-- Begin --
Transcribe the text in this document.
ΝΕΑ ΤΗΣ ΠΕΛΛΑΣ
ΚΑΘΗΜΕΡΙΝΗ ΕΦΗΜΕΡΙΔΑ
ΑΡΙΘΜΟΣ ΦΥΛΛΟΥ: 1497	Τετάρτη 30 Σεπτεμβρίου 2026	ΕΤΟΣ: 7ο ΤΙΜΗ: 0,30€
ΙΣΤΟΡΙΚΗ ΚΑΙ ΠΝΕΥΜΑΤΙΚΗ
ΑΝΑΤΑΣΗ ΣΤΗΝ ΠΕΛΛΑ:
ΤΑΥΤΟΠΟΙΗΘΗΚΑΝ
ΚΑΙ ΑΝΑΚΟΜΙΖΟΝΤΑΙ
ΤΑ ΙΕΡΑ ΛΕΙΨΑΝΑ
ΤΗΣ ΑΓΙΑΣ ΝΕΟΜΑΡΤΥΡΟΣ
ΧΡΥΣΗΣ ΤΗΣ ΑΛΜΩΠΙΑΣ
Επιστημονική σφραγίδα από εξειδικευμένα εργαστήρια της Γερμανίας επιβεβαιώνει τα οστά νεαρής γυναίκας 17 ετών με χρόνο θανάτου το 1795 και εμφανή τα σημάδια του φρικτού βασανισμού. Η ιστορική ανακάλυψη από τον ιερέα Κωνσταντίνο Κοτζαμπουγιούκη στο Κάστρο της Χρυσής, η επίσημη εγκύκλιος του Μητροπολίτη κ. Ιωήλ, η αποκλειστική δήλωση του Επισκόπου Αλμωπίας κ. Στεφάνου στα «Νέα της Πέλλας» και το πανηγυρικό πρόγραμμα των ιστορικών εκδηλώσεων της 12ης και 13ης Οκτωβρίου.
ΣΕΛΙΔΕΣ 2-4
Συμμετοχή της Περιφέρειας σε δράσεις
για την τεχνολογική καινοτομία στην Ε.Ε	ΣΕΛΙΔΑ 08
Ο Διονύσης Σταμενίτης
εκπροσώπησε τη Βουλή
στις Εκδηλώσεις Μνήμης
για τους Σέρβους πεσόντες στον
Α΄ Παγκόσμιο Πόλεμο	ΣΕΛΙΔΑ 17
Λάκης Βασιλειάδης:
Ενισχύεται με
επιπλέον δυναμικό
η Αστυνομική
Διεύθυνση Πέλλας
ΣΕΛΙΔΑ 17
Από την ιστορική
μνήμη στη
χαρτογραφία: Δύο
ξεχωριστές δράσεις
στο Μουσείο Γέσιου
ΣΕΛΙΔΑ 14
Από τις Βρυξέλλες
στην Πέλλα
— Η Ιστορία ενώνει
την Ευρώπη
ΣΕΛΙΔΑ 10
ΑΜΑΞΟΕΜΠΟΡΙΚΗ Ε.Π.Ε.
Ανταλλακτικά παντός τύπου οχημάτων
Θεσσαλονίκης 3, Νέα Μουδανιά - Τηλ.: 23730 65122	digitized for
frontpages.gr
-- End --
**Required work**
Give a word-for-word copy of the records.

**Full response**
Transcribe the text in this document.
ΝΕΑ ΤΗΣ ΠΕΛΛΑΣ
ΚΑΘΗΜΕΡΙΝΗ ΕΦΗΜΕΡΙΔΑ
ΑΡΙΘΜΟΣ ΦΥΛΛΟΥ: 1497	Τετάρτη 30 Σεπτεμβρίου 2026	ΕΤΟΣ: 7ο ΤΙΜΗ: 0,30€
ΙΣΤΟΡΙΚΗ ΚΑΙ ΠΝΕΥΜΑΤΙΚΗ
ΑΝΑΤΑΣΗ ΣΤΗΝ ΠΕΛΛΑ:
ΤΑΥΤΟΠΟΙΗΘΗΚΑΝ
ΚΑΙ ΑΝΑΚΟΜΙΖΟΝΤΑΙ
ΤΑ ΙΕΡΑ ΛΕΙΨΑΝΑ
ΤΗΣ ΑΓΙΑΣ ΝΕΟΜΑΡΤΥΡΟΣ
ΧΡΥΣΗΣ ΤΗΣ ΑΛΜΩΠΙΑΣ
Επιστημονική σφραγίδα από εξειδικευμένα εργαστήρια της Γερμανίας επιβεβαιώνει τα οστά νεαρής γυναίκας 17 ετών με χρόνο θανάτου το 1795 και εμφανή τα σημάδια του φρικτού βασανισμού. Η ιστορική ανακάλυψη από τον ιερέα Κωνσταντίνο Κοτζαμπουγιούκη στο Κάστρο της Χρυσής, η επίσημη εγκύκλιος του Μητροπολίτη κ. Ιωήλ, η αποκλειστική δήλωση του Επισκόπου Αλμωπίας κ. Στεφάνου στα «Νέα της Πέλλας» και το πανηγυρικό πρόγραμμα των ιστορικών εκδηλώσεων της 12ης και 13ης Οκτωβρίου.
ΣΕΛΙΔΕΣ 2-4
Συμμετοχή της Περιφέρειας σε δράσεις
για την τεχνολογική καινοτομία στην Ε.Ε	ΣΕΛΙΔΑ 08
Ο Διονύσης Σταμενίτης
εκπροσώπησε τη Βουλή
στις Εκδηλώσεις Μνήμης
για τους Σέρβους πεσόντες στον
Α΄ Παγκόσμιο Πόλεμο	ΣΕΛΙΔΑ 17
Λάκης Βασιλειάδης:
Ενισχύεται με
επιπλέον δυναμικό
η Αστυνομική
Διεύθυνση Πέλλας
ΣΕΛΙΔΑ 17
Από την ιστορική
μνήμη στη
χαρτογραφία: Δύο
ξεχωριστές δράσεις
στο Μουσείο Γέσιου
ΣΕΛΙΔΑ 14
Από τις Βρυξέλλες
στην Πέλλα
— Η Ιστορία ενώνει
την Ευρώπη
ΣΕΛΙΔΑ 10
ΑΜΑΞΟΕΜΠΟΡΙΚΗ Ε.Π.Ε.
Ανταλλακτικά παντός τύπου οχημάτων
Θεσσαλονίκης 3, Νέα Μουδανιά - Τηλ.: 23730 65122	digitized for
frontpages.gr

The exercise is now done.